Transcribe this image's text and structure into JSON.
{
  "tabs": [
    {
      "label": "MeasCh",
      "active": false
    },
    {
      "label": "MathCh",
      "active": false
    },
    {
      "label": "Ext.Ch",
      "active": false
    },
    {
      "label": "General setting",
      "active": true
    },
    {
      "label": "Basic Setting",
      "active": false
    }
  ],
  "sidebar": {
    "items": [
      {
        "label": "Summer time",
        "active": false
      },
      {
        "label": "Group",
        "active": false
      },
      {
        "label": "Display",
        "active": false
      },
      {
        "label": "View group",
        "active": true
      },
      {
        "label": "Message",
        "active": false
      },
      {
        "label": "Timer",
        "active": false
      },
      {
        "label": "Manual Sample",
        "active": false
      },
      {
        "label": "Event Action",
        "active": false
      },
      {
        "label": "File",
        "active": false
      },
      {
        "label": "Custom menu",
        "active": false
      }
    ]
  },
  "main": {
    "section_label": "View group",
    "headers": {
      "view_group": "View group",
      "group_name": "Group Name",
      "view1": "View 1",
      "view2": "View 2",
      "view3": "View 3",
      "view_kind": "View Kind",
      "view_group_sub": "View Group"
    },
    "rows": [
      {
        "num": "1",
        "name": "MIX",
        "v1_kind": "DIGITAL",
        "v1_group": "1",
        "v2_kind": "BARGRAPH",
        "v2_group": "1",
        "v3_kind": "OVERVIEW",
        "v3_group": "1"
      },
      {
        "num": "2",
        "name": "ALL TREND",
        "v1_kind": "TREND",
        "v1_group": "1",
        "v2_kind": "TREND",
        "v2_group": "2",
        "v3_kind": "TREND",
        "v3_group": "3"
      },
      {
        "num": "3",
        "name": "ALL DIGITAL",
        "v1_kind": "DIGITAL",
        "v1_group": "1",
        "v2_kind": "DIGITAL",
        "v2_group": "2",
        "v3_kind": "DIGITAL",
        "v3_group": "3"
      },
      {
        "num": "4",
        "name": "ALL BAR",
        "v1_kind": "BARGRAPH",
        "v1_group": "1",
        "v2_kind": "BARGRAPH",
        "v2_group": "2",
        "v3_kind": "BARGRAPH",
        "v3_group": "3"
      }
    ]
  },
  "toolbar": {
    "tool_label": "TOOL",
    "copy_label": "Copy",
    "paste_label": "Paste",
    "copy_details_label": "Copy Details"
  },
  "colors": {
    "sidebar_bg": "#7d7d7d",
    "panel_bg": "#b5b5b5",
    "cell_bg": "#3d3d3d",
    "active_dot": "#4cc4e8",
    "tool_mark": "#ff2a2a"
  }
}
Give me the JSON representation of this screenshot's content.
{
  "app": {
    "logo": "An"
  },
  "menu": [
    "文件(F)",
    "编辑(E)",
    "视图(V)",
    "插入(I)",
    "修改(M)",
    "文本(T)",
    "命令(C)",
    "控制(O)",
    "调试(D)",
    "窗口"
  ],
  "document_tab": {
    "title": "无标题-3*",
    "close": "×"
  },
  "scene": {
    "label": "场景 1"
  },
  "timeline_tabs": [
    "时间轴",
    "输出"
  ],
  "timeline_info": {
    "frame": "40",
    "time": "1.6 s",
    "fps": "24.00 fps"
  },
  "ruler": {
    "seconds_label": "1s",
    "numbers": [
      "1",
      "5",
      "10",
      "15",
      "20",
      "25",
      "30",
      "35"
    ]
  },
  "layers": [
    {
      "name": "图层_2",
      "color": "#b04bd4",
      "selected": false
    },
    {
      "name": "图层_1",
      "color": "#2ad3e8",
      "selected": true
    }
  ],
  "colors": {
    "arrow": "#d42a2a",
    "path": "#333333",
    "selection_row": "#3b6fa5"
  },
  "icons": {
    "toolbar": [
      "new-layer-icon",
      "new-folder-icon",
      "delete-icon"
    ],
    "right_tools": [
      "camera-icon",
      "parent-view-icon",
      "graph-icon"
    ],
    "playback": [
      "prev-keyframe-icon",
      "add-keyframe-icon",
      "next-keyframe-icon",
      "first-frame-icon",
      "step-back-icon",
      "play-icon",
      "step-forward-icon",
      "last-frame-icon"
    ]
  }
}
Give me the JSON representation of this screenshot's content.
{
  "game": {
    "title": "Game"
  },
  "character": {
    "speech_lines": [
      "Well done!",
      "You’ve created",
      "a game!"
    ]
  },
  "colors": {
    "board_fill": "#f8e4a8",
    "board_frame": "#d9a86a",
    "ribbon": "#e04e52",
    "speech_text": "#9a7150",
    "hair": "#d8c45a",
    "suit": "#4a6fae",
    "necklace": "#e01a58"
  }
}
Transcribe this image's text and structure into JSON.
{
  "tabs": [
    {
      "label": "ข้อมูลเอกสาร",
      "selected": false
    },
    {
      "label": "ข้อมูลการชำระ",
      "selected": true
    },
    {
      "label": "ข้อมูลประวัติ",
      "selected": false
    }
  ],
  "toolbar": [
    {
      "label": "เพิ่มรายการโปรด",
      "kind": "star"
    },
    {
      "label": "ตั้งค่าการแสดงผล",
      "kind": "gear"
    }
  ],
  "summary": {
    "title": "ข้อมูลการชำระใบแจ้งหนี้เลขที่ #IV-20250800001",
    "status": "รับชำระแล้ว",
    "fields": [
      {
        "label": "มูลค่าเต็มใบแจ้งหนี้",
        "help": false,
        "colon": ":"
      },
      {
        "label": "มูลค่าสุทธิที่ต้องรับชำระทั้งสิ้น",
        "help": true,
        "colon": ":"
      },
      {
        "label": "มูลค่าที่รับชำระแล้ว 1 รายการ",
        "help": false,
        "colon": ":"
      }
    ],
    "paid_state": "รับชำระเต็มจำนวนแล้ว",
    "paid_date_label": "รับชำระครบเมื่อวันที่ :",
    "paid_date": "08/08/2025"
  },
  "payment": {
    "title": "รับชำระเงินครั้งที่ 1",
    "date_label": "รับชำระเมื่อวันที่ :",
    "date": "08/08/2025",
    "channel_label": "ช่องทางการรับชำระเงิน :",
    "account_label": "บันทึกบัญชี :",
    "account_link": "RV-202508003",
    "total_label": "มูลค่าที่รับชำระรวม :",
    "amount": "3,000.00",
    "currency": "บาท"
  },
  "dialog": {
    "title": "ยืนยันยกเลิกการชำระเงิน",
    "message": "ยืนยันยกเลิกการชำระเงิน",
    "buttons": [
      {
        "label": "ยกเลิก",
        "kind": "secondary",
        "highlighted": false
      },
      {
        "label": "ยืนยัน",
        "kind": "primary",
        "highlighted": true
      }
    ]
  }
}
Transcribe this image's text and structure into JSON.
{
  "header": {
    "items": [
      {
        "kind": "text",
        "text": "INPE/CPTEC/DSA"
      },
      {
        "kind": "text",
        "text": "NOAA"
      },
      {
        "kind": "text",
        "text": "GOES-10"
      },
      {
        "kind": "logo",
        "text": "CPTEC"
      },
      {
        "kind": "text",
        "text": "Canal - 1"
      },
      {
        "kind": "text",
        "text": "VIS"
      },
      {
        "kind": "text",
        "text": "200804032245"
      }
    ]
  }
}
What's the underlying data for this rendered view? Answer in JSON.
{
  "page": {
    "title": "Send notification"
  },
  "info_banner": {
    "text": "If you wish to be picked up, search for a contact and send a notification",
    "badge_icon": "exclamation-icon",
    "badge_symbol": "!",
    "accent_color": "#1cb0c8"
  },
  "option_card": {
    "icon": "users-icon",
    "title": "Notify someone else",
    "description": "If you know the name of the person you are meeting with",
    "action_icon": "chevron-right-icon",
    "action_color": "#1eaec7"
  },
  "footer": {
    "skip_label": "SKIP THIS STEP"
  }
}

----

## Aim of the task
Copy every line of the records word for word.

## Task output
Transcribe this image's text and structure into JSON.
{
  "tabs": [
    {
      "label": "MeasCh",
      "active": false
    },
    {
      "label": "MathCh",
      "active": false
    },
    {
      "label": "Ext.Ch",
      "active": false
    },
    {
      "label": "General setting",
      "active": true
    },
    {
      "label": "Basic Setting",
      "active": false
    }
  ],
  "sidebar": {
    "items": [
      {
        "label": "Summer time",
        "active": false
      },
      {
        "label": "Group",
        "active": false
      },
      {
        "label": "Display",
        "active": false
      },
      {
        "label": "View group",
        "active": true
      },
      {
        "label": "Message",
        "active": false
      },
      {
        "label": "Timer",
        "active": false
      },
      {
        "label": "Manual Sample",
        "active": false
      },
      {
        "label": "Event Action",
        "active": false
      },
      {
        "label": "File",
        "active": false
      },
      {
        "label": "Custom menu",
        "active": false
      }
    ]
  },
  "main": {
    "section_label": "View group",
    "headers": {
      "view_group": "View group",
      "group_name": "Group Name",
      "view1": "View 1",
      "view2": "View 2",
      "view3": "View 3",
      "view_kind": "View Kind",
      "view_group_sub": "View Group"
    },
    "rows": [
      {
        "num": "1",
        "name": "MIX",
        "v1_kind": "DIGITAL",
        "v1_group": "1",
        "v2_kind": "BARGRAPH",
        "v2_group": "1",
        "v3_kind": "OVERVIEW",
        "v3_group": "1"
      },
      {
        "num": "2",
        "name": "ALL TREND",
        "v1_kind": "TREND",
        "v1_group": "1",
        "v2_kind": "TREND",
        "v2_group": "2",
        "v3_kind": "TREND",
        "v3_group": "3"
      },
      {
        "num": "3",
        "name": "ALL DIGITAL",
        "v1_kind": "DIGITAL",
        "v1_group": "1",
        "v2_kind": "DIGITAL",
        "v2_group": "2",
        "v3_kind": "DIGITAL",
        "v3_group": "3"
      },
      {
        "num": "4",
        "name": "ALL BAR",
        "v1_kind": "BARGRAPH",
        "v1_group": "1",
        "v2_kind": "BARGRAPH",
        "v2_group": "2",
        "v3_kind": "BARGRAPH",
        "v3_group": "3"
      }
    ]
  },
  "toolbar": {
    "tool_label": "TOOL",
    "copy_label": "Copy",
    "paste_label": "Paste",
    "copy_details_label": "Copy Details"
  },
  "colors": {
    "sidebar_bg": "#7d7d7d",
    "panel_bg": "#b5b5b5",
    "cell_bg": "#3d3d3d",
    "active_dot": "#4cc4e8",
    "tool_mark": "#ff2a2a"
  }
}
Give me the JSON representation of this screenshot's content.
{
  "app": {
    "logo": "An"
  },
  "menu": [
    "文件(F)",
    "编辑(E)",
    "视图(V)",
    "插入(I)",
    "修改(M)",
    "文本(T)",
    "命令(C)",
    "控制(O)",
    "调试(D)",
    "窗口"
  ],
  "document_tab": {
    "title": "无标题-3*",
    "close": "×"
  },
  "scene": {
    "label": "场景 1"
  },
  "timeline_tabs": [
    "时间轴",
    "输出"
  ],
  "timeline_info": {
    "frame": "40",
    "time": "1.6 s",
    "fps": "24.00 fps"
  },
  "ruler": {
    "seconds_label": "1s",
    "numbers": [
      "1",
      "5",
      "10",
      "15",
      "20",
      "25",
      "30",
      "35"
    ]
  },
  "layers": [
    {
      "name": "图层_2",
      "color": "#b04bd4",
      "selected": false
    },
    {
      "name": "图层_1",
      "color": "#2ad3e8",
      "selected": true
    }
  ],
  "colors": {
    "arrow": "#d42a2a",
    "path": "#333333",
    "selection_row": "#3b6fa5"
  },
  "icons": {
    "toolbar": [
      "new-layer-icon",
      "new-folder-icon",
      "delete-icon"
    ],
    "right_tools": [
      "camera-icon",
      "parent-view-icon",
      "graph-icon"
    ],
    "playback": [
      "prev-keyframe-icon",
      "add-keyframe-icon",
      "next-keyframe-icon",
      "first-frame-icon",
      "step-back-icon",
      "play-icon",
      "step-forward-icon",
      "last-frame-icon"
    ]
  }
}
Give me the JSON representation of this screenshot's content.
{
  "game": {
    "title": "Game"
  },
  "character": {
    "speech_lines": [
      "Well done!",
      "You’ve created",
      "a game!"
    ]
  },
  "colors": {
    "board_fill": "#f8e4a8",
    "board_frame": "#d9a86a",
    "ribbon": "#e04e52",
    "speech_text": "#9a7150",
    "hair": "#d8c45a",
    "suit": "#4a6fae",
    "necklace": "#e01a58"
  }
}
Transcribe this image's text and structure into JSON.
{
  "tabs": [
    {
      "label": "ข้อมูลเอกสาร",
      "selected": false
    },
    {
      "label": "ข้อมูลการชำระ",
      "selected": true
    },
    {
      "label": "ข้อมูลประวัติ",
      "selected": false
    }
  ],
  "toolbar": [
    {
      "label": "เพิ่มรายการโปรด",
      "kind": "star"
    },
    {
      "label": "ตั้งค่าการแสดงผล",
      "kind": "gear"
    }
  ],
  "summary": {
    "title": "ข้อมูลการชำระใบแจ้งหนี้เลขที่ #IV-20250800001",
    "status": "รับชำระแล้ว",
    "fields": [
      {
        "label": "มูลค่าเต็มใบแจ้งหนี้",
        "help": false,
        "colon": ":"
      },
      {
        "label": "มูลค่าสุทธิที่ต้องรับชำระทั้งสิ้น",
        "help": true,
        "colon": ":"
      },
      {
        "label": "มูลค่าที่รับชำระแล้ว 1 รายการ",
        "help": false,
        "colon": ":"
      }
    ],
    "paid_state": "รับชำระเต็มจำนวนแล้ว",
    "paid_date_label": "รับชำระครบเมื่อวันที่ :",
    "paid_date": "08/08/2025"
  },
  "payment": {
    "title": "รับชำระเงินครั้งที่ 1",
    "date_label": "รับชำระเมื่อวันที่ :",
    "date": "08/08/2025",
    "channel_label": "ช่องทางการรับชำระเงิน :",
    "account_label": "บันทึกบัญชี :",
    "account_link": "RV-202508003",
    "total_label": "มูลค่าที่รับชำระรวม :",
    "amount": "3,000.00",
    "currency": "บาท"
  },
  "dialog": {
    "title": "ยืนยันยกเลิกการชำระเงิน",
    "message": "ยืนยันยกเลิกการชำระเงิน",
    "buttons": [
      {
        "label": "ยกเลิก",
        "kind": "secondary",
        "highlighted": false
      },
      {
        "label": "ยืนยัน",
        "kind": "primary",
        "highlighted": true
      }
    ]
  }
}
Transcribe this image's text and structure into JSON.
{
  "header": {
    "items": [
      {
        "kind": "text",
        "text": "INPE/CPTEC/DSA"
      },
      {
        "kind": "text",
        "text": "NOAA"
      },
      {
        "kind": "text",
        "text": "GOES-10"
      },
      {
        "kind": "logo",
        "text": "CPTEC"
      },
      {
        "kind": "text",
        "text": "Canal - 1"
      },
      {
        "kind": "text",
        "text": "VIS"
      },
      {
        "kind": "text",
        "text": "200804032245"
      }
    ]
  }
}
What's the underlying data for this rendered view? Answer in JSON.
{
  "page": {
    "title": "Send notification"
  },
  "info_banner": {
    "text": "If you wish to be picked up, search for a contact and send a notification",
    "badge_icon": "exclamation-icon",
    "badge_symbol": "!",
    "accent_color": "#1cb0c8"
  },
  "option_card": {
    "icon": "users-icon",
    "title": "Notify someone else",
    "description": "If you know the name of the person you are meeting with",
    "action_icon": "chevron-right-icon",
    "action_color": "#1eaec7"
  },
  "footer": {
    "skip_label": "SKIP THIS STEP"
  }
}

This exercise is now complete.